=== DATA SHOWN ===

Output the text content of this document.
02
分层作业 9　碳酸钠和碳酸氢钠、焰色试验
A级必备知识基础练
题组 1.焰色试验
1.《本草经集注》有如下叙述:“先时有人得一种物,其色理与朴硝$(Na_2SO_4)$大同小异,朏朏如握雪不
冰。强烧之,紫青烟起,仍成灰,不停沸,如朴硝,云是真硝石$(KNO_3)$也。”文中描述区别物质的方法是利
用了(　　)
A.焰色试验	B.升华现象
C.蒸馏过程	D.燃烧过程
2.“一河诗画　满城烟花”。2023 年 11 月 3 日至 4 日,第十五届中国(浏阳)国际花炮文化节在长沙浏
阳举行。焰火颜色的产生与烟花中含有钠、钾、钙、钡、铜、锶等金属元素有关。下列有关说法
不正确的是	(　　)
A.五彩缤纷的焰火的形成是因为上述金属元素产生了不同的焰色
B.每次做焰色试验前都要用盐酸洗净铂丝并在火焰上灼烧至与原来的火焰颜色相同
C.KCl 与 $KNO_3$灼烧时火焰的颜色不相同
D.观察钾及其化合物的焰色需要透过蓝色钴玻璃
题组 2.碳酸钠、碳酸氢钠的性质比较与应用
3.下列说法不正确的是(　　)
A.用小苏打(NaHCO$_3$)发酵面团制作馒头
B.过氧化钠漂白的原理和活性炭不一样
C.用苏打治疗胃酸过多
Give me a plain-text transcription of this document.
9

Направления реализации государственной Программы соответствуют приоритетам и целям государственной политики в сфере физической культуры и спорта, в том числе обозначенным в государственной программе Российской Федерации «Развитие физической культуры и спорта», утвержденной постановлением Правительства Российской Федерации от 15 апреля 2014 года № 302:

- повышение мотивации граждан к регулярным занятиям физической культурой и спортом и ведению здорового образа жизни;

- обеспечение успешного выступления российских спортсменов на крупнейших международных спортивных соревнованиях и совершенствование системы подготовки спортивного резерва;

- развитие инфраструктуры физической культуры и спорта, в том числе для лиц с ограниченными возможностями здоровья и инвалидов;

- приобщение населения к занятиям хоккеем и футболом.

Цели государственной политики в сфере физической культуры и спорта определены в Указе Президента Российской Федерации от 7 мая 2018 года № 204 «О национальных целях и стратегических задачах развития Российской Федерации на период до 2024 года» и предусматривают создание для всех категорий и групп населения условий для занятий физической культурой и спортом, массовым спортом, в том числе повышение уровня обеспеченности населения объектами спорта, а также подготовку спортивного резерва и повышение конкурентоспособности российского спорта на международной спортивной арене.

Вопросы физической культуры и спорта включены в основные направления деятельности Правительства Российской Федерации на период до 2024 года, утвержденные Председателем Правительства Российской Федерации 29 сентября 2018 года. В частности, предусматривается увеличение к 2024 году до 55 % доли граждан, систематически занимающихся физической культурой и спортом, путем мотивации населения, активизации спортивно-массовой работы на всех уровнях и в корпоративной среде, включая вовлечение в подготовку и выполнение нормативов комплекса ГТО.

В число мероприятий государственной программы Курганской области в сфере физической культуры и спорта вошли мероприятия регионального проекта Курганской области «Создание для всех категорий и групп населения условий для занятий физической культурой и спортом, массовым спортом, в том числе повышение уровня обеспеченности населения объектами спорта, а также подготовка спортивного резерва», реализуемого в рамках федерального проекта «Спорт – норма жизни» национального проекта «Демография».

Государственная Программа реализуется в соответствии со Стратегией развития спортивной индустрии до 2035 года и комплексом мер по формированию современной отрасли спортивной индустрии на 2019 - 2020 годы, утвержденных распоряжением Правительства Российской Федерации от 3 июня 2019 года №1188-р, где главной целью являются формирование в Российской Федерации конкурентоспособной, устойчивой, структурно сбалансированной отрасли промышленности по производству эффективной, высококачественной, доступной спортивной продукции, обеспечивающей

===

## SHORT EXERCISE
Output the entries verbatim.

## FINISHED EXERCISE
Output the text content of this document.
02
分层作业 9　碳酸钠和碳酸氢钠、焰色试验
A级必备知识基础练
题组 1.焰色试验
1.《本草经集注》有如下叙述:“先时有人得一种物,其色理与朴硝$(Na_2SO_4)$大同小异,朏朏如握雪不
冰。强烧之,紫青烟起,仍成灰,不停沸,如朴硝,云是真硝石$(KNO_3)$也。”文中描述区别物质的方法是利
用了(　　)
A.焰色试验	B.升华现象
C.蒸馏过程	D.燃烧过程
2.“一河诗画　满城烟花”。2023 年 11 月 3 日至 4 日,第十五届中国(浏阳)国际花炮文化节在长沙浏
阳举行。焰火颜色的产生与烟花中含有钠、钾、钙、钡、铜、锶等金属元素有关。下列有关说法
不正确的是	(　　)
A.五彩缤纷的焰火的形成是因为上述金属元素产生了不同的焰色
B.每次做焰色试验前都要用盐酸洗净铂丝并在火焰上灼烧至与原来的火焰颜色相同
C.KCl 与 $KNO_3$灼烧时火焰的颜色不相同
D.观察钾及其化合物的焰色需要透过蓝色钴玻璃
题组 2.碳酸钠、碳酸氢钠的性质比较与应用
3.下列说法不正确的是(　　)
A.用小苏打(NaHCO$_3$)发酵面团制作馒头
B.过氧化钠漂白的原理和活性炭不一样
C.用苏打治疗胃酸过多
Give me a plain-text transcription of this document.
9

Направления реализации государственной Программы соответствуют приоритетам и целям государственной политики в сфере физической культуры и спорта, в том числе обозначенным в государственной программе Российской Федерации «Развитие физической культуры и спорта», утвержденной постановлением Правительства Российской Федерации от 15 апреля 2014 года № 302:

- повышение мотивации граждан к регулярным занятиям физической культурой и спортом и ведению здорового образа жизни;

- обеспечение успешного выступления российских спортсменов на крупнейших международных спортивных соревнованиях и совершенствование системы подготовки спортивного резерва;

- развитие инфраструктуры физической культуры и спорта, в том числе для лиц с ограниченными возможностями здоровья и инвалидов;

- приобщение населения к занятиям хоккеем и футболом.

Цели государственной политики в сфере физической культуры и спорта определены в Указе Президента Российской Федерации от 7 мая 2018 года № 204 «О национальных целях и стратегических задачах развития Российской Федерации на период до 2024 года» и предусматривают создание для всех категорий и групп населения условий для занятий физической культурой и спортом, массовым спортом, в том числе повышение уровня обеспеченности населения объектами спорта, а также подготовку спортивного резерва и повышение конкурентоспособности российского спорта на международной спортивной арене.

Вопросы физической культуры и спорта включены в основные направления деятельности Правительства Российской Федерации на период до 2024 года, утвержденные Председателем Правительства Российской Федерации 29 сентября 2018 года. В частности, предусматривается увеличение к 2024 году до 55 % доли граждан, систематически занимающихся физической культурой и спортом, путем мотивации населения, активизации спортивно-массовой работы на всех уровнях и в корпоративной среде, включая вовлечение в подготовку и выполнение нормативов комплекса ГТО.

В число мероприятий государственной программы Курганской области в сфере физической культуры и спорта вошли мероприятия регионального проекта Курганской области «Создание для всех категорий и групп населения условий для занятий физической культурой и спортом, массовым спортом, в том числе повышение уровня обеспеченности населения объектами спорта, а также подготовка спортивного резерва», реализуемого в рамках федерального проекта «Спорт – норма жизни» национального проекта «Демография».

Государственная Программа реализуется в соответствии со Стратегией развития спортивной индустрии до 2035 года и комплексом мер по формированию современной отрасли спортивной индустрии на 2019 - 2020 годы, утвержденных распоряжением Правительства Российской Федерации от 3 июня 2019 года №1188-р, где главной целью являются формирование в Российской Федерации конкурентоспособной, устойчивой, структурно сбалансированной отрасли промышленности по производству эффективной, высококачественной, доступной спортивной продукции, обеспечивающей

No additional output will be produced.